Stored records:
-- begin --
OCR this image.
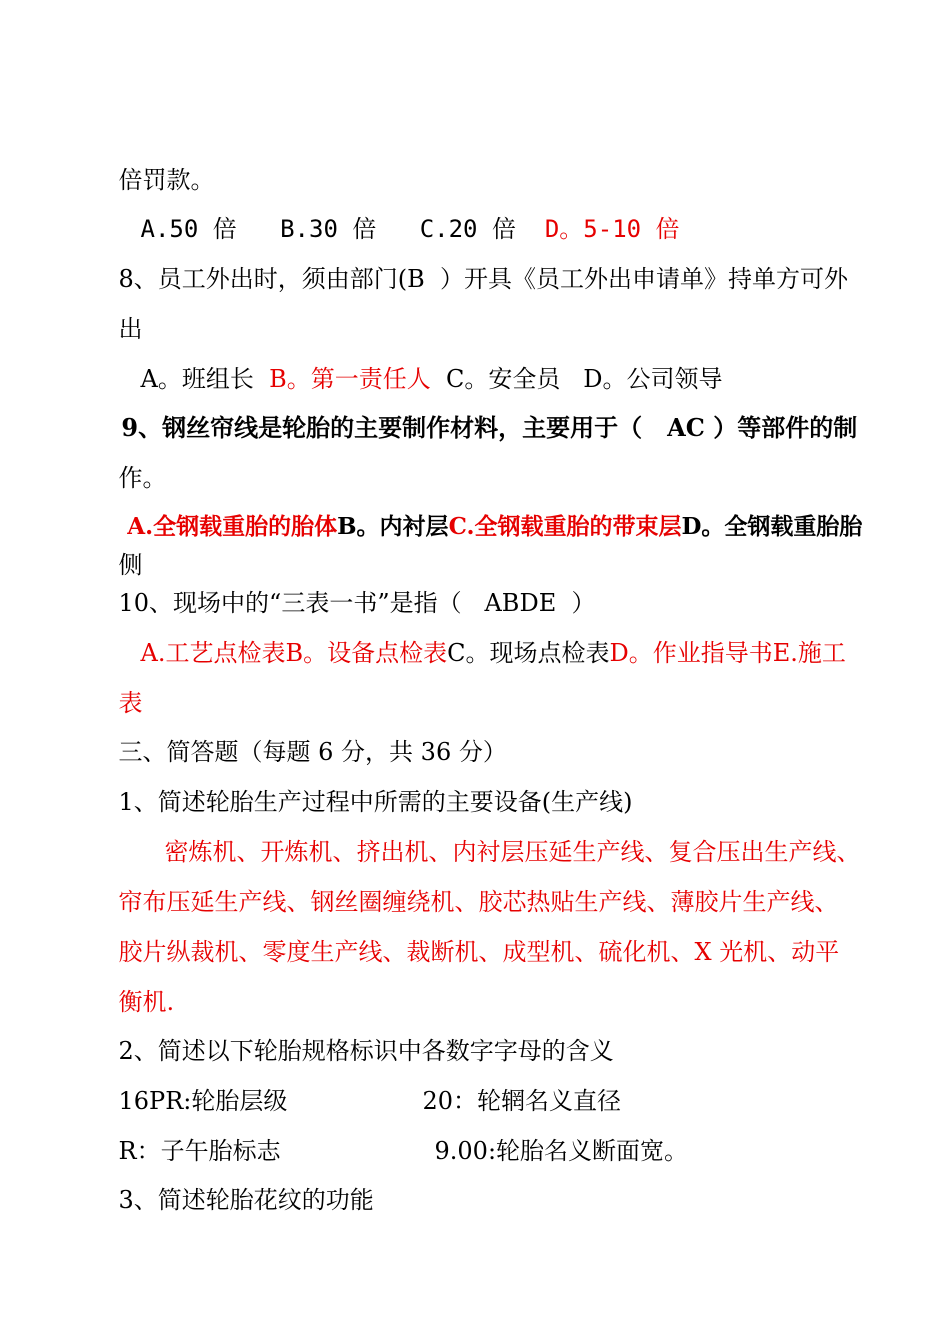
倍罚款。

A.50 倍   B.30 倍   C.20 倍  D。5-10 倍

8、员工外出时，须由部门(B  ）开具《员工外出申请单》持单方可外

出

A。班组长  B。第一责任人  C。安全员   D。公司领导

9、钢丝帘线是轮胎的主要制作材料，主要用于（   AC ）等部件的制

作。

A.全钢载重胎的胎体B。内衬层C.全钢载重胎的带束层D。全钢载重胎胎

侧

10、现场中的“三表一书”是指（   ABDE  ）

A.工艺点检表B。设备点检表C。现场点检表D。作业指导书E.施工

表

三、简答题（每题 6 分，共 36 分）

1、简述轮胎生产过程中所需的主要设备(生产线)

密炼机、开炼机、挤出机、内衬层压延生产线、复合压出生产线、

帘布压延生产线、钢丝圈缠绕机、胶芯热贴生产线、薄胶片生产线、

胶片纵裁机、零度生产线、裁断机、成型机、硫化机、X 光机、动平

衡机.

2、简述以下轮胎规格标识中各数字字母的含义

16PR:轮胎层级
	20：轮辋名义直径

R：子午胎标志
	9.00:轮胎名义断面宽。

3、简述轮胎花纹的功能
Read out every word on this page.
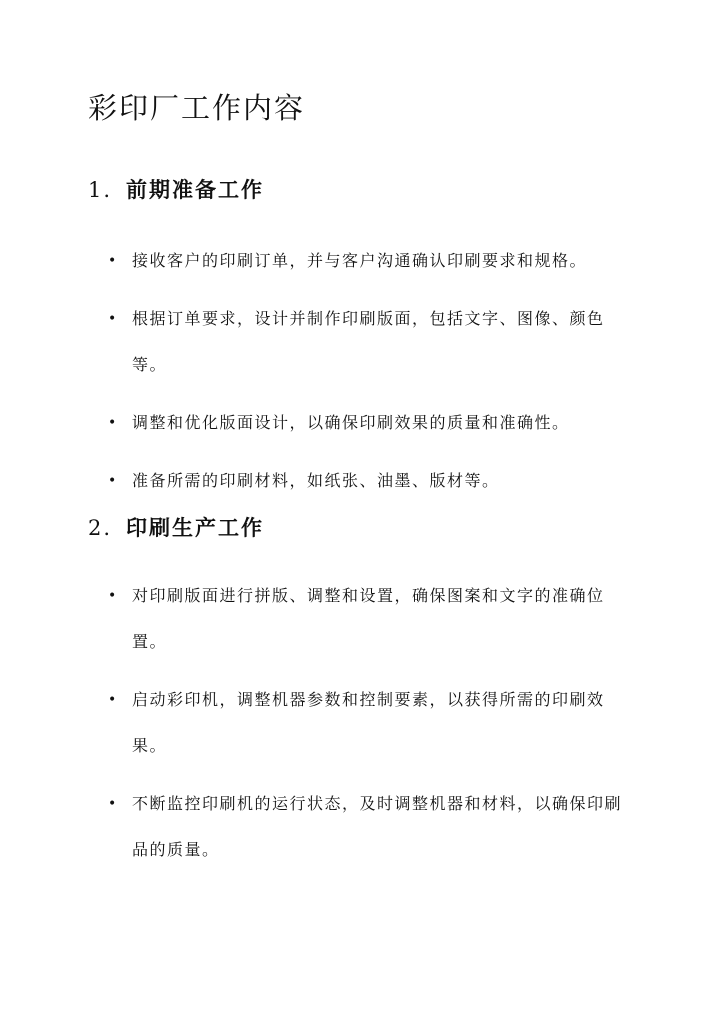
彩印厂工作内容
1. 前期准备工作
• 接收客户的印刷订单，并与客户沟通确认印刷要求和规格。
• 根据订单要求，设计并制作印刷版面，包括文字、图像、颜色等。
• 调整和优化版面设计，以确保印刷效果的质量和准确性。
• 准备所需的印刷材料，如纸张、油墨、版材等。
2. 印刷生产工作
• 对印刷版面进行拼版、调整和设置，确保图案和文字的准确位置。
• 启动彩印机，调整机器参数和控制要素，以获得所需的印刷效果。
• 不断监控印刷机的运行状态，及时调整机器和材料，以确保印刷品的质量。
-- end --
* SHORT EXERCISE: Return each line of the listing that holds the string "this".

* TASK RESULT:
OCR this image.
Read out every word on this page.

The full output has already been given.